─── Input data ───

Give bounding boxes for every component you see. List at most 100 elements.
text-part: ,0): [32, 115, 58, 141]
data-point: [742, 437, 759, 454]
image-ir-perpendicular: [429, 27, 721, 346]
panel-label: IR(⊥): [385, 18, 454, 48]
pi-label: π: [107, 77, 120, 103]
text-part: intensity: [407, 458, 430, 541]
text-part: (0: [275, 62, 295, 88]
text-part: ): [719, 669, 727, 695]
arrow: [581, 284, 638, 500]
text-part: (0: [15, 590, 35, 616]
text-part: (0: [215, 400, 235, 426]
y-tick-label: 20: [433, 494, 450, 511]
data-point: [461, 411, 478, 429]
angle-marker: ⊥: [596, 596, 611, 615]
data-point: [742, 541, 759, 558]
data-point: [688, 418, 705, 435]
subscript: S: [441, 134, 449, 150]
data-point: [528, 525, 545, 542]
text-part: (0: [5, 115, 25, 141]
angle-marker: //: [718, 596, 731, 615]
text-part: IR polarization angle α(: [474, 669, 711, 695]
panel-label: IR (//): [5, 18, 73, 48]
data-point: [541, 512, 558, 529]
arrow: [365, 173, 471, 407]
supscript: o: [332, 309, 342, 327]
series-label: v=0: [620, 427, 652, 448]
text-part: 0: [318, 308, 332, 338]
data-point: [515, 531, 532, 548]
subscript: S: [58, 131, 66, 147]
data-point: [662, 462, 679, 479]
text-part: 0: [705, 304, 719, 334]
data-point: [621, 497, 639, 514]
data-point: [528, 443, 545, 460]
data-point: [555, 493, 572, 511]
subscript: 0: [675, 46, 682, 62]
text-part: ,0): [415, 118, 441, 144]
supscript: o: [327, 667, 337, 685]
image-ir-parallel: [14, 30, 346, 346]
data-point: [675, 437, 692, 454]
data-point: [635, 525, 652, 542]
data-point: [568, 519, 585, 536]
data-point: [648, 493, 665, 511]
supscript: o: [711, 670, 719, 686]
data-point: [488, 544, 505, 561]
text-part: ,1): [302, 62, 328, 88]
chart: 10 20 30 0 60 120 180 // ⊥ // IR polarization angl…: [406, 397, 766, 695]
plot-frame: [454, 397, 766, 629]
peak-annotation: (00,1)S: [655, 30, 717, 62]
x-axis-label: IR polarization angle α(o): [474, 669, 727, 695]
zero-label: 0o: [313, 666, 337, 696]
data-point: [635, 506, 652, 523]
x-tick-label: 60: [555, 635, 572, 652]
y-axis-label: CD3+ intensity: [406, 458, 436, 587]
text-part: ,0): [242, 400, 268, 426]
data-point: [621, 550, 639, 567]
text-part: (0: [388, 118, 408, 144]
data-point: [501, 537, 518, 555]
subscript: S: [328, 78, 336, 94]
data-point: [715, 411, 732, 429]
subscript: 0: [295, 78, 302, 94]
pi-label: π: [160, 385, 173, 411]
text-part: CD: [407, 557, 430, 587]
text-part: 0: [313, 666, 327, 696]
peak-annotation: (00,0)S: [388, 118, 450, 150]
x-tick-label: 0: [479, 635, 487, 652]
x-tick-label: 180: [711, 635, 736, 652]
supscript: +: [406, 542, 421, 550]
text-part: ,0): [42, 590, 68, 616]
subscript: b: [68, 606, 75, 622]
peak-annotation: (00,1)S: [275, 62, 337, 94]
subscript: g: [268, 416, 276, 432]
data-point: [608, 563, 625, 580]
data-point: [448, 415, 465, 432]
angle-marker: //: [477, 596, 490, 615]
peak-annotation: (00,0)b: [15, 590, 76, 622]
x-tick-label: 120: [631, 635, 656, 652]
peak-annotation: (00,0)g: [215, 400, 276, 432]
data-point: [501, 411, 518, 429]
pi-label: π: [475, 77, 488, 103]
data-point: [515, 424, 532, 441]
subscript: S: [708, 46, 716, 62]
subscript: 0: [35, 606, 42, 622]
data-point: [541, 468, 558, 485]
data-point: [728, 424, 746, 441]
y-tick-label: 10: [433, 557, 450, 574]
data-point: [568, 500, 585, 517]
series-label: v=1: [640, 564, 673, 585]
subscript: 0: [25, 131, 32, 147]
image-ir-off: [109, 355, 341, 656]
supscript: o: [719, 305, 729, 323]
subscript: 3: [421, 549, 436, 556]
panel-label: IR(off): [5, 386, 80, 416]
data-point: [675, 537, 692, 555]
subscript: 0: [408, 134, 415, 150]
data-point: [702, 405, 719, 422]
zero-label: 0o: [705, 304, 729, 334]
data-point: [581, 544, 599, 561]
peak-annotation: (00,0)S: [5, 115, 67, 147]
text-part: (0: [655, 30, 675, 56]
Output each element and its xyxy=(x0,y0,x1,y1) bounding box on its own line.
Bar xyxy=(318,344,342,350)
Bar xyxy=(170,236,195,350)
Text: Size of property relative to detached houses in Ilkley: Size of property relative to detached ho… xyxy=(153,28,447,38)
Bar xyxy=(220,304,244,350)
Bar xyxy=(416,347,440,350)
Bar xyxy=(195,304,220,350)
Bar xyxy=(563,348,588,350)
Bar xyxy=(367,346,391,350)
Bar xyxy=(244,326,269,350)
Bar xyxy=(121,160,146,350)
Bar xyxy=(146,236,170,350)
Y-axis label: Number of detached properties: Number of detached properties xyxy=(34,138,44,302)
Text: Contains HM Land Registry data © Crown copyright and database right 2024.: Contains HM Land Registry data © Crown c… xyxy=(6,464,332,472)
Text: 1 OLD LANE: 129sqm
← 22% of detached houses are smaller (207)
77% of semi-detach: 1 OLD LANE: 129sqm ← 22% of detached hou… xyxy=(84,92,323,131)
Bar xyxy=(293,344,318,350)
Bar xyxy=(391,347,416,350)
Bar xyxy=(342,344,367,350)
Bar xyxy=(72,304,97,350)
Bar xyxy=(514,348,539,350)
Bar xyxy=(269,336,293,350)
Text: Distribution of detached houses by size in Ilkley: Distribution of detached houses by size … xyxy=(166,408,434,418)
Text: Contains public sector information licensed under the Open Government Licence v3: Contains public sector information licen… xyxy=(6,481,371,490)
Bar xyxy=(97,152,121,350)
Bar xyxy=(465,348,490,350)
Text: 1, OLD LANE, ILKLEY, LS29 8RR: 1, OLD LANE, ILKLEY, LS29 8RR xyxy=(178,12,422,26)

───

● Directions
Copy every line of these records word for word.

● Response below
Give bounding boxes for every component you see. List at most 100 elements.
text-part: ,0): [32, 115, 58, 141]
data-point: [742, 437, 759, 454]
image-ir-perpendicular: [429, 27, 721, 346]
panel-label: IR(⊥): [385, 18, 454, 48]
pi-label: π: [107, 77, 120, 103]
text-part: intensity: [407, 458, 430, 541]
text-part: (0: [275, 62, 295, 88]
text-part: ): [719, 669, 727, 695]
arrow: [581, 284, 638, 500]
text-part: (0: [15, 590, 35, 616]
text-part: (0: [215, 400, 235, 426]
y-tick-label: 20: [433, 494, 450, 511]
data-point: [461, 411, 478, 429]
angle-marker: ⊥: [596, 596, 611, 615]
data-point: [742, 541, 759, 558]
data-point: [688, 418, 705, 435]
subscript: S: [441, 134, 449, 150]
data-point: [528, 525, 545, 542]
text-part: (0: [5, 115, 25, 141]
angle-marker: //: [718, 596, 731, 615]
text-part: IR polarization angle α(: [474, 669, 711, 695]
panel-label: IR (//): [5, 18, 73, 48]
data-point: [541, 512, 558, 529]
arrow: [365, 173, 471, 407]
supscript: o: [332, 309, 342, 327]
series-label: v=0: [620, 427, 652, 448]
text-part: 0: [318, 308, 332, 338]
data-point: [515, 531, 532, 548]
subscript: S: [58, 131, 66, 147]
data-point: [662, 462, 679, 479]
text-part: 0: [705, 304, 719, 334]
data-point: [621, 497, 639, 514]
data-point: [528, 443, 545, 460]
data-point: [555, 493, 572, 511]
subscript: 0: [675, 46, 682, 62]
text-part: ,0): [415, 118, 441, 144]
supscript: o: [327, 667, 337, 685]
image-ir-parallel: [14, 30, 346, 346]
data-point: [675, 437, 692, 454]
data-point: [635, 525, 652, 542]
data-point: [568, 519, 585, 536]
data-point: [648, 493, 665, 511]
supscript: o: [711, 670, 719, 686]
data-point: [488, 544, 505, 561]
text-part: ,1): [302, 62, 328, 88]
chart: 10 20 30 0 60 120 180 // ⊥ // IR polarization angl…: [406, 397, 766, 695]
plot-frame: [454, 397, 766, 629]
peak-annotation: (00,1)S: [655, 30, 717, 62]
x-axis-label: IR polarization angle α(o): [474, 669, 727, 695]
zero-label: 0o: [313, 666, 337, 696]
data-point: [635, 506, 652, 523]
x-tick-label: 60: [555, 635, 572, 652]
y-axis-label: CD3+ intensity: [406, 458, 436, 587]
text-part: ,0): [242, 400, 268, 426]
data-point: [621, 550, 639, 567]
text-part: (0: [388, 118, 408, 144]
data-point: [501, 537, 518, 555]
subscript: S: [328, 78, 336, 94]
data-point: [715, 411, 732, 429]
subscript: 0: [295, 78, 302, 94]
pi-label: π: [160, 385, 173, 411]
text-part: CD: [407, 557, 430, 587]
text-part: 0: [313, 666, 327, 696]
peak-annotation: (00,0)S: [388, 118, 450, 150]
x-tick-label: 0: [479, 635, 487, 652]
x-tick-label: 180: [711, 635, 736, 652]
supscript: +: [406, 542, 421, 550]
text-part: ,0): [42, 590, 68, 616]
subscript: b: [68, 606, 75, 622]
peak-annotation: (00,1)S: [275, 62, 337, 94]
subscript: g: [268, 416, 276, 432]
data-point: [608, 563, 625, 580]
data-point: [448, 415, 465, 432]
angle-marker: //: [477, 596, 490, 615]
peak-annotation: (00,0)b: [15, 590, 76, 622]
x-tick-label: 120: [631, 635, 656, 652]
peak-annotation: (00,0)g: [215, 400, 276, 432]
data-point: [501, 411, 518, 429]
pi-label: π: [475, 77, 488, 103]
data-point: [515, 424, 532, 441]
subscript: S: [708, 46, 716, 62]
subscript: 0: [35, 606, 42, 622]
data-point: [541, 468, 558, 485]
data-point: [728, 424, 746, 441]
y-tick-label: 10: [433, 557, 450, 574]
data-point: [568, 500, 585, 517]
series-label: v=1: [640, 564, 673, 585]
subscript: 0: [25, 131, 32, 147]
image-ir-off: [109, 355, 341, 656]
supscript: o: [719, 305, 729, 323]
subscript: 3: [421, 549, 436, 556]
panel-label: IR(off): [5, 386, 80, 416]
data-point: [675, 537, 692, 555]
subscript: 0: [408, 134, 415, 150]
data-point: [702, 405, 719, 422]
zero-label: 0o: [705, 304, 729, 334]
data-point: [581, 544, 599, 561]
peak-annotation: (00,0)S: [5, 115, 67, 147]
text-part: (0: [655, 30, 675, 56]
Output each element and its xyxy=(x0,y0,x1,y1) bounding box on its own line.
Bar xyxy=(318,344,342,350)
Bar xyxy=(170,236,195,350)
Text: Size of property relative to detached houses in Ilkley: Size of property relative to detached ho… xyxy=(153,28,447,38)
Bar xyxy=(220,304,244,350)
Bar xyxy=(416,347,440,350)
Bar xyxy=(195,304,220,350)
Bar xyxy=(563,348,588,350)
Bar xyxy=(367,346,391,350)
Bar xyxy=(244,326,269,350)
Bar xyxy=(121,160,146,350)
Bar xyxy=(146,236,170,350)
Y-axis label: Number of detached properties: Number of detached properties xyxy=(34,138,44,302)
Text: Contains HM Land Registry data © Crown copyright and database right 2024.: Contains HM Land Registry data © Crown c… xyxy=(6,464,332,472)
Text: 1 OLD LANE: 129sqm
← 22% of detached houses are smaller (207)
77% of semi-detach: 1 OLD LANE: 129sqm ← 22% of detached hou… xyxy=(84,92,323,131)
Bar xyxy=(293,344,318,350)
Bar xyxy=(391,347,416,350)
Bar xyxy=(342,344,367,350)
Bar xyxy=(72,304,97,350)
Bar xyxy=(514,348,539,350)
Bar xyxy=(269,336,293,350)
Text: Distribution of detached houses by size in Ilkley: Distribution of detached houses by size … xyxy=(166,408,434,418)
Text: Contains public sector information licensed under the Open Government Licence v3: Contains public sector information licen… xyxy=(6,481,371,490)
Bar xyxy=(97,152,121,350)
Bar xyxy=(465,348,490,350)
Text: 1, OLD LANE, ILKLEY, LS29 8RR: 1, OLD LANE, ILKLEY, LS29 8RR xyxy=(178,12,422,26)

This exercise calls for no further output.